**Stated task:** Each entry should be quoted word for word, including every mark of punctuation.

**Data for the task:**
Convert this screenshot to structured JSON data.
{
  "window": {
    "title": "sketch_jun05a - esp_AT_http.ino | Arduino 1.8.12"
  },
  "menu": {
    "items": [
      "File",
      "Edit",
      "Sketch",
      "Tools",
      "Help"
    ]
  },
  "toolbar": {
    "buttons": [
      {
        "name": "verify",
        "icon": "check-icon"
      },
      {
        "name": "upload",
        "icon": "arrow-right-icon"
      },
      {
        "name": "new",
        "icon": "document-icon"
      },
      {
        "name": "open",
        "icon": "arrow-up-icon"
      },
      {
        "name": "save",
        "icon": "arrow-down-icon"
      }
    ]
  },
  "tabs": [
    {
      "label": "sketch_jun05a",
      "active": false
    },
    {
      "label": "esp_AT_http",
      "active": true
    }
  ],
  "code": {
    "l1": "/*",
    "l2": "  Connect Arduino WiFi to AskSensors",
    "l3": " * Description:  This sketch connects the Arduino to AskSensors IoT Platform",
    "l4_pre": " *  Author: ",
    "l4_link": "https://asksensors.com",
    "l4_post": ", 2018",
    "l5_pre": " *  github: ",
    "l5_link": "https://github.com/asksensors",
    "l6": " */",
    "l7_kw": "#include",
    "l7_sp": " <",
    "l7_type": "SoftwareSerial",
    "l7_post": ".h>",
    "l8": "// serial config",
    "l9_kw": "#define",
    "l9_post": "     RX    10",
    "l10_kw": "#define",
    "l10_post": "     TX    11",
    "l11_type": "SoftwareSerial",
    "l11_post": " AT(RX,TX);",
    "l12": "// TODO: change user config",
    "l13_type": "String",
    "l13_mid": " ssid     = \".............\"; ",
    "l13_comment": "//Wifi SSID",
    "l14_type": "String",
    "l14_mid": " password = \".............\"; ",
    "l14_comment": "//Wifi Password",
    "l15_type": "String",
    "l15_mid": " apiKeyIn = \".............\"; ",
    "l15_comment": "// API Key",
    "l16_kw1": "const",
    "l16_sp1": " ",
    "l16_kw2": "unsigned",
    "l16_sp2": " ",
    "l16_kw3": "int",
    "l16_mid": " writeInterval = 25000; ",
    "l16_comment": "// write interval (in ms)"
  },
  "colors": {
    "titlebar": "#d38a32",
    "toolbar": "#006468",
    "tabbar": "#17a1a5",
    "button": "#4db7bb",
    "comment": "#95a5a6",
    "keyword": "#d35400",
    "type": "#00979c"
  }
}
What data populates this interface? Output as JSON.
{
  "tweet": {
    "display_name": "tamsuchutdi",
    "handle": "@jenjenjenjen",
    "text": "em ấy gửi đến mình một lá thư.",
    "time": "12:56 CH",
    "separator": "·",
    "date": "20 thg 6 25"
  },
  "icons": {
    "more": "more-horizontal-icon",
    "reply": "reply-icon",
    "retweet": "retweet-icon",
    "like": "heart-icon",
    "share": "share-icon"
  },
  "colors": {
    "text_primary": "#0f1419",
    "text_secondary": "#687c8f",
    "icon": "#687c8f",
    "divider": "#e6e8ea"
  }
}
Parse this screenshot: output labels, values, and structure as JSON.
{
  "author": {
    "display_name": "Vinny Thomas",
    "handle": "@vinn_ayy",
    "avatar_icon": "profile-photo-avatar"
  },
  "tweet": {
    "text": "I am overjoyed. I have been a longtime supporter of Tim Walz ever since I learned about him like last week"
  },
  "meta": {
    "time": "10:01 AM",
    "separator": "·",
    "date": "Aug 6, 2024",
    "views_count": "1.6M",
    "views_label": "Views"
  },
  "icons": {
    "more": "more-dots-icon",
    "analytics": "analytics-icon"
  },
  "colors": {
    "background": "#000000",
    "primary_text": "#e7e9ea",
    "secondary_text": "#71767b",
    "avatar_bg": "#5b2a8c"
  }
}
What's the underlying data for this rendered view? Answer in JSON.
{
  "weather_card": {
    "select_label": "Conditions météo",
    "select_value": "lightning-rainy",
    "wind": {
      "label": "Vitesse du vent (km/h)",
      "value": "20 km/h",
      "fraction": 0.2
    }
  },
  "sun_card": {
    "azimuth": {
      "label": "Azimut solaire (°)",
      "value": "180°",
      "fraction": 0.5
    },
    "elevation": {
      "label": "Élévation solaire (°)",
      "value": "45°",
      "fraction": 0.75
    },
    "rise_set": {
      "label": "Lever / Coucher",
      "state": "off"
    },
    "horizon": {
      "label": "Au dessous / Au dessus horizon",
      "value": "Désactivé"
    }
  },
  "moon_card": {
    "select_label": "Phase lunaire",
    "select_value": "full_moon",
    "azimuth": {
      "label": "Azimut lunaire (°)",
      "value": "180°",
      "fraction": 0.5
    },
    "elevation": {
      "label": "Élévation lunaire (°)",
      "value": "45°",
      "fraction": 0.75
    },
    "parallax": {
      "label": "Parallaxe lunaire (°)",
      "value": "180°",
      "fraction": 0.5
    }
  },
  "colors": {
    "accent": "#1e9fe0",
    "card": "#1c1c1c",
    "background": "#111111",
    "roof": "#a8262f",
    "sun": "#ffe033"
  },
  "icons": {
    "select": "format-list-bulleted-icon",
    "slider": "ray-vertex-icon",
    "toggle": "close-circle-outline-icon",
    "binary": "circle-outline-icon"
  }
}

**Finished exercise:**
Convert this screenshot to structured JSON data.
{
  "window": {
    "title": "sketch_jun05a - esp_AT_http.ino | Arduino 1.8.12"
  },
  "menu": {
    "items": [
      "File",
      "Edit",
      "Sketch",
      "Tools",
      "Help"
    ]
  },
  "toolbar": {
    "buttons": [
      {
        "name": "verify",
        "icon": "check-icon"
      },
      {
        "name": "upload",
        "icon": "arrow-right-icon"
      },
      {
        "name": "new",
        "icon": "document-icon"
      },
      {
        "name": "open",
        "icon": "arrow-up-icon"
      },
      {
        "name": "save",
        "icon": "arrow-down-icon"
      }
    ]
  },
  "tabs": [
    {
      "label": "sketch_jun05a",
      "active": false
    },
    {
      "label": "esp_AT_http",
      "active": true
    }
  ],
  "code": {
    "l1": "/*",
    "l2": "  Connect Arduino WiFi to AskSensors",
    "l3": " * Description:  This sketch connects the Arduino to AskSensors IoT Platform",
    "l4_pre": " *  Author: ",
    "l4_link": "https://asksensors.com",
    "l4_post": ", 2018",
    "l5_pre": " *  github: ",
    "l5_link": "https://github.com/asksensors",
    "l6": " */",
    "l7_kw": "#include",
    "l7_sp": " <",
    "l7_type": "SoftwareSerial",
    "l7_post": ".h>",
    "l8": "// serial config",
    "l9_kw": "#define",
    "l9_post": "     RX    10",
    "l10_kw": "#define",
    "l10_post": "     TX    11",
    "l11_type": "SoftwareSerial",
    "l11_post": " AT(RX,TX);",
    "l12": "// TODO: change user config",
    "l13_type": "String",
    "l13_mid": " ssid     = \".............\"; ",
    "l13_comment": "//Wifi SSID",
    "l14_type": "String",
    "l14_mid": " password = \".............\"; ",
    "l14_comment": "//Wifi Password",
    "l15_type": "String",
    "l15_mid": " apiKeyIn = \".............\"; ",
    "l15_comment": "// API Key",
    "l16_kw1": "const",
    "l16_sp1": " ",
    "l16_kw2": "unsigned",
    "l16_sp2": " ",
    "l16_kw3": "int",
    "l16_mid": " writeInterval = 25000; ",
    "l16_comment": "// write interval (in ms)"
  },
  "colors": {
    "titlebar": "#d38a32",
    "toolbar": "#006468",
    "tabbar": "#17a1a5",
    "button": "#4db7bb",
    "comment": "#95a5a6",
    "keyword": "#d35400",
    "type": "#00979c"
  }
}
What data populates this interface? Output as JSON.
{
  "tweet": {
    "display_name": "tamsuchutdi",
    "handle": "@jenjenjenjen",
    "text": "em ấy gửi đến mình một lá thư.",
    "time": "12:56 CH",
    "separator": "·",
    "date": "20 thg 6 25"
  },
  "icons": {
    "more": "more-horizontal-icon",
    "reply": "reply-icon",
    "retweet": "retweet-icon",
    "like": "heart-icon",
    "share": "share-icon"
  },
  "colors": {
    "text_primary": "#0f1419",
    "text_secondary": "#687c8f",
    "icon": "#687c8f",
    "divider": "#e6e8ea"
  }
}
Parse this screenshot: output labels, values, and structure as JSON.
{
  "author": {
    "display_name": "Vinny Thomas",
    "handle": "@vinn_ayy",
    "avatar_icon": "profile-photo-avatar"
  },
  "tweet": {
    "text": "I am overjoyed. I have been a longtime supporter of Tim Walz ever since I learned about him like last week"
  },
  "meta": {
    "time": "10:01 AM",
    "separator": "·",
    "date": "Aug 6, 2024",
    "views_count": "1.6M",
    "views_label": "Views"
  },
  "icons": {
    "more": "more-dots-icon",
    "analytics": "analytics-icon"
  },
  "colors": {
    "background": "#000000",
    "primary_text": "#e7e9ea",
    "secondary_text": "#71767b",
    "avatar_bg": "#5b2a8c"
  }
}
What's the underlying data for this rendered view? Answer in JSON.
{
  "weather_card": {
    "select_label": "Conditions météo",
    "select_value": "lightning-rainy",
    "wind": {
      "label": "Vitesse du vent (km/h)",
      "value": "20 km/h",
      "fraction": 0.2
    }
  },
  "sun_card": {
    "azimuth": {
      "label": "Azimut solaire (°)",
      "value": "180°",
      "fraction": 0.5
    },
    "elevation": {
      "label": "Élévation solaire (°)",
      "value": "45°",
      "fraction": 0.75
    },
    "rise_set": {
      "label": "Lever / Coucher",
      "state": "off"
    },
    "horizon": {
      "label": "Au dessous / Au dessus horizon",
      "value": "Désactivé"
    }
  },
  "moon_card": {
    "select_label": "Phase lunaire",
    "select_value": "full_moon",
    "azimuth": {
      "label": "Azimut lunaire (°)",
      "value": "180°",
      "fraction": 0.5
    },
    "elevation": {
      "label": "Élévation lunaire (°)",
      "value": "45°",
      "fraction": 0.75
    },
    "parallax": {
      "label": "Parallaxe lunaire (°)",
      "value": "180°",
      "fraction": 0.5
    }
  },
  "colors": {
    "accent": "#1e9fe0",
    "card": "#1c1c1c",
    "background": "#111111",
    "roof": "#a8262f",
    "sun": "#ffe033"
  },
  "icons": {
    "select": "format-list-bulleted-icon",
    "slider": "ray-vertex-icon",
    "toggle": "close-circle-outline-icon",
    "binary": "circle-outline-icon"
  }
}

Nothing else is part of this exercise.